*PROMPT*.
Set down every entry word for word. Omit the pictures.

[Dataset items]
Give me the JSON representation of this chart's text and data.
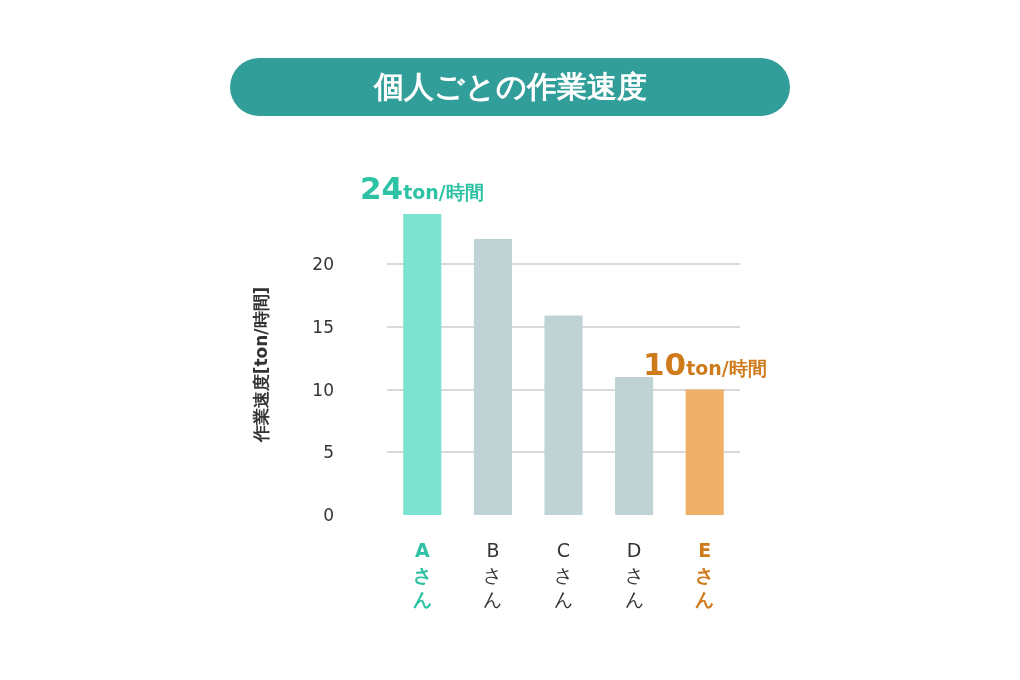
{
  "chart_data": {
    "type": "bar",
    "title": "個人ごとの作業速度",
    "ylabel": "作業速度[ton/時間]",
    "categories": [
      "Aさん",
      "Bさん",
      "Cさん",
      "Dさん",
      "Eさん"
    ],
    "values": [
      24,
      22,
      15.9,
      11,
      10
    ],
    "colors": [
      "#7be3cf",
      "#bfd3d4",
      "#bfd3d4",
      "#bfd3d4",
      "#efb16a"
    ],
    "value_labels": [
      "24ton/時間",
      null,
      null,
      null,
      "10ton/時間"
    ],
    "ylim": [
      0,
      24
    ],
    "yticks": [
      0,
      5,
      10,
      15,
      20
    ],
    "grid": "y"
  }
}
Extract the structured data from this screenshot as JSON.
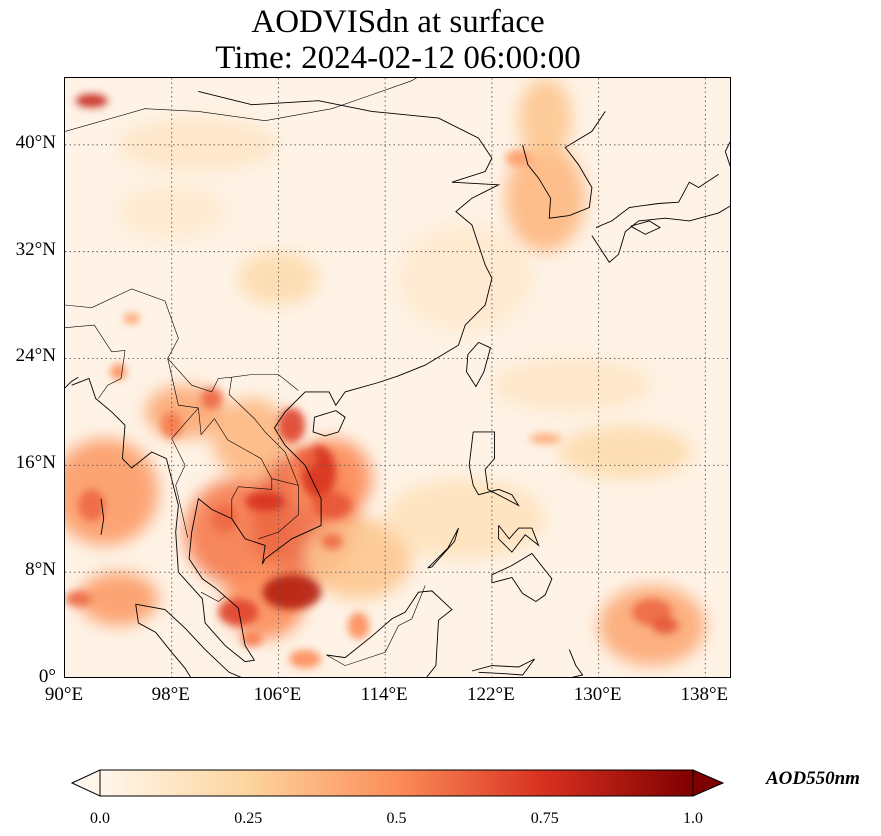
{
  "title": {
    "line1": "AODVISdn at surface",
    "line2": "Time: 2024-02-12 06:00:00"
  },
  "axes": {
    "lon_ticks": [
      "90°E",
      "98°E",
      "106°E",
      "114°E",
      "122°E",
      "130°E",
      "138°E"
    ],
    "lat_ticks": [
      "40°N",
      "32°N",
      "24°N",
      "16°N",
      "8°N",
      "0°"
    ],
    "lon_values": [
      90,
      98,
      106,
      114,
      122,
      130,
      138
    ],
    "lat_values": [
      40,
      32,
      24,
      16,
      8,
      0
    ],
    "lon_range": [
      90,
      140
    ],
    "lat_range": [
      0,
      45
    ],
    "grid": "dotted"
  },
  "colorbar": {
    "title": "AOD550nm",
    "tick_labels": [
      "0.0",
      "0.25",
      "0.5",
      "0.75",
      "1.0"
    ],
    "tick_values": [
      0.0,
      0.25,
      0.5,
      0.75,
      1.0
    ],
    "range": [
      0.0,
      1.0
    ],
    "colormap": "OrRd",
    "colors": [
      "#fff7ec",
      "#fdd49e",
      "#fc8d59",
      "#d7301f",
      "#7f0000"
    ],
    "extend": "both"
  }
}
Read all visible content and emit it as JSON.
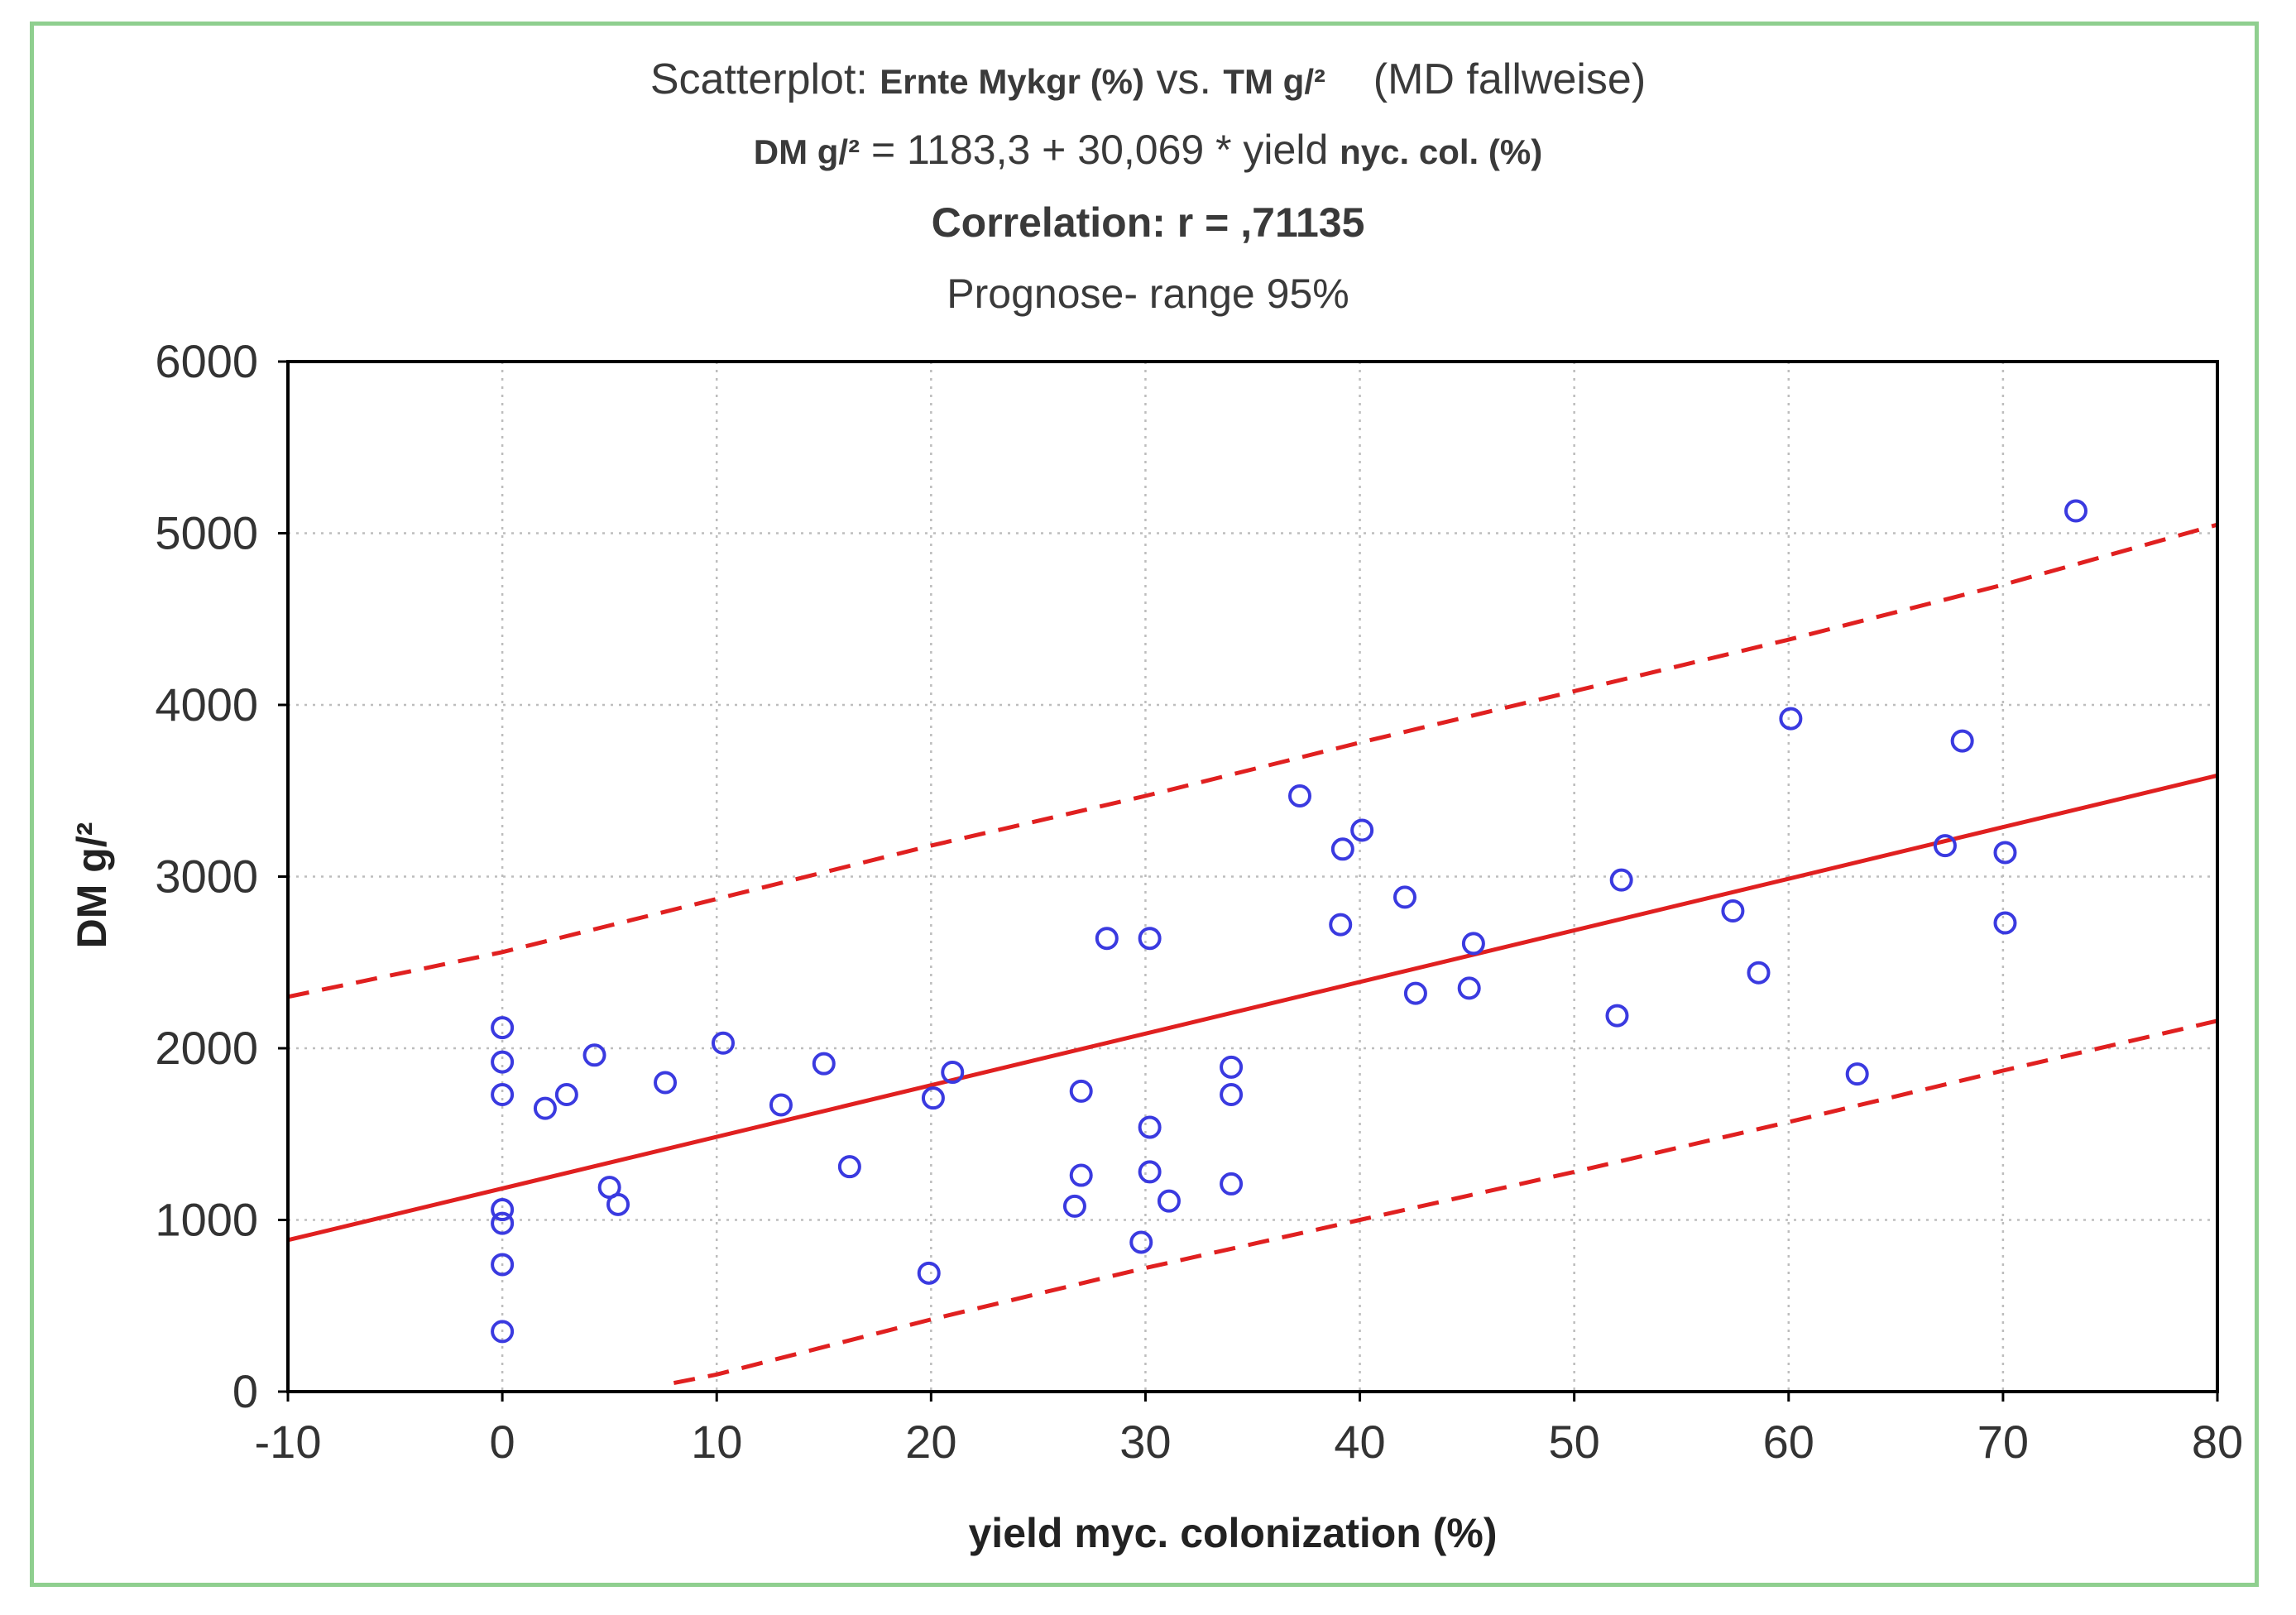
{
  "title": {
    "line1_prefix": "Scatterplot: ",
    "line1_var1": "Ernte Mykgr (%)",
    "line1_vs": " vs. ",
    "line1_var2": "TM g/²",
    "line1_suffix": "(MD fallweise)",
    "line2_lhs": "DM g/²",
    "line2_eq": " = 1183,3 + 30,069 * yield ",
    "line2_var": "nyc. col. (%)",
    "line3": "Correlation: r = ,71135",
    "line4": "Prognose- range 95%"
  },
  "chart_data": {
    "type": "scatter",
    "title": "Scatterplot: Ernte Mykgr (%) vs. TM g/² (MD fallweise)",
    "xlabel": "yield myc. colonization (%)",
    "ylabel": "DM g/²",
    "xlim": [
      -10,
      80
    ],
    "ylim": [
      0,
      6000
    ],
    "x_ticks": [
      -10,
      0,
      10,
      20,
      30,
      40,
      50,
      60,
      70,
      80
    ],
    "y_ticks": [
      0,
      1000,
      2000,
      3000,
      4000,
      5000,
      6000
    ],
    "grid": true,
    "colors": {
      "points": "#3a3ae0",
      "line": "#e02020",
      "axis": "#000000",
      "grid": "#bdbdbd",
      "frame": "#8fcf8f"
    },
    "regression": {
      "intercept": 1183.3,
      "slope": 30.069,
      "r": 0.71135
    },
    "prediction_band": {
      "level": "95%",
      "upper": [
        [
          -10,
          2300
        ],
        [
          0,
          2560
        ],
        [
          10,
          2870
        ],
        [
          20,
          3180
        ],
        [
          30,
          3470
        ],
        [
          40,
          3780
        ],
        [
          50,
          4080
        ],
        [
          60,
          4380
        ],
        [
          70,
          4700
        ],
        [
          80,
          5050
        ]
      ],
      "lower": [
        [
          8,
          50
        ],
        [
          10,
          100
        ],
        [
          20,
          420
        ],
        [
          30,
          720
        ],
        [
          40,
          1000
        ],
        [
          50,
          1280
        ],
        [
          60,
          1570
        ],
        [
          70,
          1870
        ],
        [
          80,
          2160
        ]
      ]
    },
    "points": [
      [
        0,
        2120
      ],
      [
        0,
        1920
      ],
      [
        0,
        1730
      ],
      [
        0,
        1060
      ],
      [
        0,
        980
      ],
      [
        0,
        740
      ],
      [
        0,
        350
      ],
      [
        2,
        1650
      ],
      [
        3,
        1730
      ],
      [
        4.3,
        1960
      ],
      [
        5,
        1190
      ],
      [
        5.4,
        1090
      ],
      [
        7.6,
        1800
      ],
      [
        10.3,
        2030
      ],
      [
        13,
        1670
      ],
      [
        15,
        1910
      ],
      [
        16.2,
        1310
      ],
      [
        19.9,
        690
      ],
      [
        20.1,
        1710
      ],
      [
        21,
        1860
      ],
      [
        26.7,
        1080
      ],
      [
        27,
        1750
      ],
      [
        27,
        1260
      ],
      [
        28.2,
        2640
      ],
      [
        29.8,
        870
      ],
      [
        30.2,
        2640
      ],
      [
        30.2,
        1540
      ],
      [
        30.2,
        1280
      ],
      [
        31.1,
        1110
      ],
      [
        34,
        1890
      ],
      [
        34,
        1730
      ],
      [
        34,
        1210
      ],
      [
        37.2,
        3470
      ],
      [
        39.1,
        2720
      ],
      [
        39.2,
        3160
      ],
      [
        40.1,
        3270
      ],
      [
        42.1,
        2880
      ],
      [
        42.6,
        2320
      ],
      [
        45.1,
        2350
      ],
      [
        45.3,
        2610
      ],
      [
        52,
        2190
      ],
      [
        52.2,
        2980
      ],
      [
        57.4,
        2800
      ],
      [
        58.6,
        2440
      ],
      [
        60.1,
        3920
      ],
      [
        63.2,
        1850
      ],
      [
        67.3,
        3180
      ],
      [
        68.1,
        3790
      ],
      [
        70.1,
        3140
      ],
      [
        70.1,
        2730
      ],
      [
        73.4,
        5130
      ]
    ]
  }
}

*RESPONSE TO THE EXERCISE*.
Give me the JSON representation of this chart's text and data.
{
  "chart_data": {
    "type": "bar",
    "title": "個人ごとの作業速度",
    "ylabel": "作業速度[ton/時間]",
    "categories": [
      "Aさん",
      "Bさん",
      "Cさん",
      "Dさん",
      "Eさん"
    ],
    "values": [
      24,
      22,
      15.9,
      11,
      10
    ],
    "colors": [
      "#7be3cf",
      "#bfd3d4",
      "#bfd3d4",
      "#bfd3d4",
      "#efb16a"
    ],
    "value_labels": [
      "24ton/時間",
      null,
      null,
      null,
      "10ton/時間"
    ],
    "ylim": [
      0,
      24
    ],
    "yticks": [
      0,
      5,
      10,
      15,
      20
    ],
    "grid": "y"
  }
}
Extract the structured data from this screenshot as JSON.
{
  "title": {
    "line1": "AODVISdn at surface",
    "line2": "Time: 2024-02-12 06:00:00"
  },
  "axes": {
    "lon_ticks": [
      "90°E",
      "98°E",
      "106°E",
      "114°E",
      "122°E",
      "130°E",
      "138°E"
    ],
    "lat_ticks": [
      "40°N",
      "32°N",
      "24°N",
      "16°N",
      "8°N",
      "0°"
    ],
    "lon_values": [
      90,
      98,
      106,
      114,
      122,
      130,
      138
    ],
    "lat_values": [
      40,
      32,
      24,
      16,
      8,
      0
    ],
    "lon_range": [
      90,
      140
    ],
    "lat_range": [
      0,
      45
    ],
    "grid": "dotted"
  },
  "colorbar": {
    "title": "AOD550nm",
    "tick_labels": [
      "0.0",
      "0.25",
      "0.5",
      "0.75",
      "1.0"
    ],
    "tick_values": [
      0.0,
      0.25,
      0.5,
      0.75,
      1.0
    ],
    "range": [
      0.0,
      1.0
    ],
    "colormap": "OrRd",
    "colors": [
      "#fff7ec",
      "#fdd49e",
      "#fc8d59",
      "#d7301f",
      "#7f0000"
    ],
    "extend": "both"
  }
}
Read all visible content and emit it as JSON.
{
  "title": {
    "line1_prefix": "Scatterplot: ",
    "line1_var1": "Ernte Mykgr (%)",
    "line1_vs": " vs. ",
    "line1_var2": "TM g/²",
    "line1_suffix": "(MD fallweise)",
    "line2_lhs": "DM g/²",
    "line2_eq": " = 1183,3 + 30,069 * yield ",
    "line2_var": "nyc. col. (%)",
    "line3": "Correlation: r = ,71135",
    "line4": "Prognose- range 95%"
  },
  "chart_data": {
    "type": "scatter",
    "title": "Scatterplot: Ernte Mykgr (%) vs. TM g/² (MD fallweise)",
    "xlabel": "yield myc. colonization (%)",
    "ylabel": "DM g/²",
    "xlim": [
      -10,
      80
    ],
    "ylim": [
      0,
      6000
    ],
    "x_ticks": [
      -10,
      0,
      10,
      20,
      30,
      40,
      50,
      60,
      70,
      80
    ],
    "y_ticks": [
      0,
      1000,
      2000,
      3000,
      4000,
      5000,
      6000
    ],
    "grid": true,
    "colors": {
      "points": "#3a3ae0",
      "line": "#e02020",
      "axis": "#000000",
      "grid": "#bdbdbd",
      "frame": "#8fcf8f"
    },
    "regression": {
      "intercept": 1183.3,
      "slope": 30.069,
      "r": 0.71135
    },
    "prediction_band": {
      "level": "95%",
      "upper": [
        [
          -10,
          2300
        ],
        [
          0,
          2560
        ],
        [
          10,
          2870
        ],
        [
          20,
          3180
        ],
        [
          30,
          3470
        ],
        [
          40,
          3780
        ],
        [
          50,
          4080
        ],
        [
          60,
          4380
        ],
        [
          70,
          4700
        ],
        [
          80,
          5050
        ]
      ],
      "lower": [
        [
          8,
          50
        ],
        [
          10,
          100
        ],
        [
          20,
          420
        ],
        [
          30,
          720
        ],
        [
          40,
          1000
        ],
        [
          50,
          1280
        ],
        [
          60,
          1570
        ],
        [
          70,
          1870
        ],
        [
          80,
          2160
        ]
      ]
    },
    "points": [
      [
        0,
        2120
      ],
      [
        0,
        1920
      ],
      [
        0,
        1730
      ],
      [
        0,
        1060
      ],
      [
        0,
        980
      ],
      [
        0,
        740
      ],
      [
        0,
        350
      ],
      [
        2,
        1650
      ],
      [
        3,
        1730
      ],
      [
        4.3,
        1960
      ],
      [
        5,
        1190
      ],
      [
        5.4,
        1090
      ],
      [
        7.6,
        1800
      ],
      [
        10.3,
        2030
      ],
      [
        13,
        1670
      ],
      [
        15,
        1910
      ],
      [
        16.2,
        1310
      ],
      [
        19.9,
        690
      ],
      [
        20.1,
        1710
      ],
      [
        21,
        1860
      ],
      [
        26.7,
        1080
      ],
      [
        27,
        1750
      ],
      [
        27,
        1260
      ],
      [
        28.2,
        2640
      ],
      [
        29.8,
        870
      ],
      [
        30.2,
        2640
      ],
      [
        30.2,
        1540
      ],
      [
        30.2,
        1280
      ],
      [
        31.1,
        1110
      ],
      [
        34,
        1890
      ],
      [
        34,
        1730
      ],
      [
        34,
        1210
      ],
      [
        37.2,
        3470
      ],
      [
        39.1,
        2720
      ],
      [
        39.2,
        3160
      ],
      [
        40.1,
        3270
      ],
      [
        42.1,
        2880
      ],
      [
        42.6,
        2320
      ],
      [
        45.1,
        2350
      ],
      [
        45.3,
        2610
      ],
      [
        52,
        2190
      ],
      [
        52.2,
        2980
      ],
      [
        57.4,
        2800
      ],
      [
        58.6,
        2440
      ],
      [
        60.1,
        3920
      ],
      [
        63.2,
        1850
      ],
      [
        67.3,
        3180
      ],
      [
        68.1,
        3790
      ],
      [
        70.1,
        3140
      ],
      [
        70.1,
        2730
      ],
      [
        73.4,
        5130
      ]
    ]
  }
}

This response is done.